> _Data to examine_
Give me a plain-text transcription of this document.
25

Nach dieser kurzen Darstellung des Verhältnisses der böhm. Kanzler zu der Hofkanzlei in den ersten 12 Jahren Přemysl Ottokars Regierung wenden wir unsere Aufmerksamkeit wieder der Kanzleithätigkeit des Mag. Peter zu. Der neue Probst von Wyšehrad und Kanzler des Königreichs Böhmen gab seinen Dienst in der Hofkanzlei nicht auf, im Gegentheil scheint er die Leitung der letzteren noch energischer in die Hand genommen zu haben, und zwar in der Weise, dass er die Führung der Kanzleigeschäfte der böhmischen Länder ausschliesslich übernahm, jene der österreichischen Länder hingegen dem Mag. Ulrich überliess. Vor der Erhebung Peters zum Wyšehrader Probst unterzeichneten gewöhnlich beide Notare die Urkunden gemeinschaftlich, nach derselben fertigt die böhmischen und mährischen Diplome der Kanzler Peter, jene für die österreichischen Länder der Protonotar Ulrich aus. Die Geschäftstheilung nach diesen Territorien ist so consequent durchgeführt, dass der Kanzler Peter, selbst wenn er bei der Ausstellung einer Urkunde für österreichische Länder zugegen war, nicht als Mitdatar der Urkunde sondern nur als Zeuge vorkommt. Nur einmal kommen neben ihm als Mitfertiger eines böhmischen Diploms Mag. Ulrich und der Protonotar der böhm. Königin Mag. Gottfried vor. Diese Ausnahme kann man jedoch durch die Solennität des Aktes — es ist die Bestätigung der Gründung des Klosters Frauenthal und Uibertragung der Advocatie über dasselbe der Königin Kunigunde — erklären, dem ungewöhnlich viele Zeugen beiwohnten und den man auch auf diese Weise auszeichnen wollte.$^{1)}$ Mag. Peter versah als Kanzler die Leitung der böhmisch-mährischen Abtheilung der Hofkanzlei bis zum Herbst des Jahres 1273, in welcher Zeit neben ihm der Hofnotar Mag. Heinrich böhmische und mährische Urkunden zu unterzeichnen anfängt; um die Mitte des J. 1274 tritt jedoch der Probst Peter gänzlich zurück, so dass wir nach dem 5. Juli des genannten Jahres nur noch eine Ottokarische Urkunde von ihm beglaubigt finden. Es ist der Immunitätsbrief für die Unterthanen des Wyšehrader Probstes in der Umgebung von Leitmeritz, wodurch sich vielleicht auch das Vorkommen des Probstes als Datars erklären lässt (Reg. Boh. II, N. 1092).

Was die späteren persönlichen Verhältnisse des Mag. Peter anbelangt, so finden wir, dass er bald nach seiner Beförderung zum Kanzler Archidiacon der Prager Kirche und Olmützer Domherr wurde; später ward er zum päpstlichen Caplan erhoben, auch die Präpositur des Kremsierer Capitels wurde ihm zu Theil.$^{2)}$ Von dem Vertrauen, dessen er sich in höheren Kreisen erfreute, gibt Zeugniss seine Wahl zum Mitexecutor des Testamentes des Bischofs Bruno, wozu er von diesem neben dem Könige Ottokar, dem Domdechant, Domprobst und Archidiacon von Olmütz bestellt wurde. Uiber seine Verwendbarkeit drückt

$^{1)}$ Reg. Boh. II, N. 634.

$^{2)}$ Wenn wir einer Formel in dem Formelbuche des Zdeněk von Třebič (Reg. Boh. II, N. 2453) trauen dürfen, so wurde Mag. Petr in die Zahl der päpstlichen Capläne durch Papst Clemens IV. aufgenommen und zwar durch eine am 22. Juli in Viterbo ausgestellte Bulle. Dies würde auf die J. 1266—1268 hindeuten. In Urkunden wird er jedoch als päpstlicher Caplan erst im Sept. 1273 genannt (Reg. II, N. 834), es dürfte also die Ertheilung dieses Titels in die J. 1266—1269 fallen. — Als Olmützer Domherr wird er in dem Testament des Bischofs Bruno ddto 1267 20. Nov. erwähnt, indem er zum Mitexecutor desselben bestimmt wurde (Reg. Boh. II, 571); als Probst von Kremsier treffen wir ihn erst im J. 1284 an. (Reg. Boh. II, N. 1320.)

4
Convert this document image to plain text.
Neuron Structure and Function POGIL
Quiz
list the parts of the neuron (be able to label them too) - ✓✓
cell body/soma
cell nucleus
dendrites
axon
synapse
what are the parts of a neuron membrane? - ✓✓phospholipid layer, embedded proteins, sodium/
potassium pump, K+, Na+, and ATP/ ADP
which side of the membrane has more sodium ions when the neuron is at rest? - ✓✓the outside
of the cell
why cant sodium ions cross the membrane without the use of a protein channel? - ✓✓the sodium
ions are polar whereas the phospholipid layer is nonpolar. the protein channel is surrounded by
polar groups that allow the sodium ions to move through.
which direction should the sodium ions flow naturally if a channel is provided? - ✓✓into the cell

> _What is needed_
The response must contain every entry, each one identical to the original.

> _Answer to this exercise_
Give me a plain-text transcription of this document.
25

Nach dieser kurzen Darstellung des Verhältnisses der böhm. Kanzler zu der Hofkanzlei in den ersten 12 Jahren Přemysl Ottokars Regierung wenden wir unsere Aufmerksamkeit wieder der Kanzleithätigkeit des Mag. Peter zu. Der neue Probst von Wyšehrad und Kanzler des Königreichs Böhmen gab seinen Dienst in der Hofkanzlei nicht auf, im Gegentheil scheint er die Leitung der letzteren noch energischer in die Hand genommen zu haben, und zwar in der Weise, dass er die Führung der Kanzleigeschäfte der böhmischen Länder ausschliesslich übernahm, jene der österreichischen Länder hingegen dem Mag. Ulrich überliess. Vor der Erhebung Peters zum Wyšehrader Probst unterzeichneten gewöhnlich beide Notare die Urkunden gemeinschaftlich, nach derselben fertigt die böhmischen und mährischen Diplome der Kanzler Peter, jene für die österreichischen Länder der Protonotar Ulrich aus. Die Geschäftstheilung nach diesen Territorien ist so consequent durchgeführt, dass der Kanzler Peter, selbst wenn er bei der Ausstellung einer Urkunde für österreichische Länder zugegen war, nicht als Mitdatar der Urkunde sondern nur als Zeuge vorkommt. Nur einmal kommen neben ihm als Mitfertiger eines böhmischen Diploms Mag. Ulrich und der Protonotar der böhm. Königin Mag. Gottfried vor. Diese Ausnahme kann man jedoch durch die Solennität des Aktes — es ist die Bestätigung der Gründung des Klosters Frauenthal und Uibertragung der Advocatie über dasselbe der Königin Kunigunde — erklären, dem ungewöhnlich viele Zeugen beiwohnten und den man auch auf diese Weise auszeichnen wollte.$^{1)}$ Mag. Peter versah als Kanzler die Leitung der böhmisch-mährischen Abtheilung der Hofkanzlei bis zum Herbst des Jahres 1273, in welcher Zeit neben ihm der Hofnotar Mag. Heinrich böhmische und mährische Urkunden zu unterzeichnen anfängt; um die Mitte des J. 1274 tritt jedoch der Probst Peter gänzlich zurück, so dass wir nach dem 5. Juli des genannten Jahres nur noch eine Ottokarische Urkunde von ihm beglaubigt finden. Es ist der Immunitätsbrief für die Unterthanen des Wyšehrader Probstes in der Umgebung von Leitmeritz, wodurch sich vielleicht auch das Vorkommen des Probstes als Datars erklären lässt (Reg. Boh. II, N. 1092).

Was die späteren persönlichen Verhältnisse des Mag. Peter anbelangt, so finden wir, dass er bald nach seiner Beförderung zum Kanzler Archidiacon der Prager Kirche und Olmützer Domherr wurde; später ward er zum päpstlichen Caplan erhoben, auch die Präpositur des Kremsierer Capitels wurde ihm zu Theil.$^{2)}$ Von dem Vertrauen, dessen er sich in höheren Kreisen erfreute, gibt Zeugniss seine Wahl zum Mitexecutor des Testamentes des Bischofs Bruno, wozu er von diesem neben dem Könige Ottokar, dem Domdechant, Domprobst und Archidiacon von Olmütz bestellt wurde. Uiber seine Verwendbarkeit drückt

$^{1)}$ Reg. Boh. II, N. 634.

$^{2)}$ Wenn wir einer Formel in dem Formelbuche des Zdeněk von Třebič (Reg. Boh. II, N. 2453) trauen dürfen, so wurde Mag. Petr in die Zahl der päpstlichen Capläne durch Papst Clemens IV. aufgenommen und zwar durch eine am 22. Juli in Viterbo ausgestellte Bulle. Dies würde auf die J. 1266—1268 hindeuten. In Urkunden wird er jedoch als päpstlicher Caplan erst im Sept. 1273 genannt (Reg. II, N. 834), es dürfte also die Ertheilung dieses Titels in die J. 1266—1269 fallen. — Als Olmützer Domherr wird er in dem Testament des Bischofs Bruno ddto 1267 20. Nov. erwähnt, indem er zum Mitexecutor desselben bestimmt wurde (Reg. Boh. II, 571); als Probst von Kremsier treffen wir ihn erst im J. 1284 an. (Reg. Boh. II, N. 1320.)

4
Convert this document image to plain text.
Neuron Structure and Function POGIL
Quiz
list the parts of the neuron (be able to label them too) - ✓✓
cell body/soma
cell nucleus
dendrites
axon
synapse
what are the parts of a neuron membrane? - ✓✓phospholipid layer, embedded proteins, sodium/
potassium pump, K+, Na+, and ATP/ ADP
which side of the membrane has more sodium ions when the neuron is at rest? - ✓✓the outside
of the cell
why cant sodium ions cross the membrane without the use of a protein channel? - ✓✓the sodium
ions are polar whereas the phospholipid layer is nonpolar. the protein channel is surrounded by
polar groups that allow the sodium ions to move through.
which direction should the sodium ions flow naturally if a channel is provided? - ✓✓into the cell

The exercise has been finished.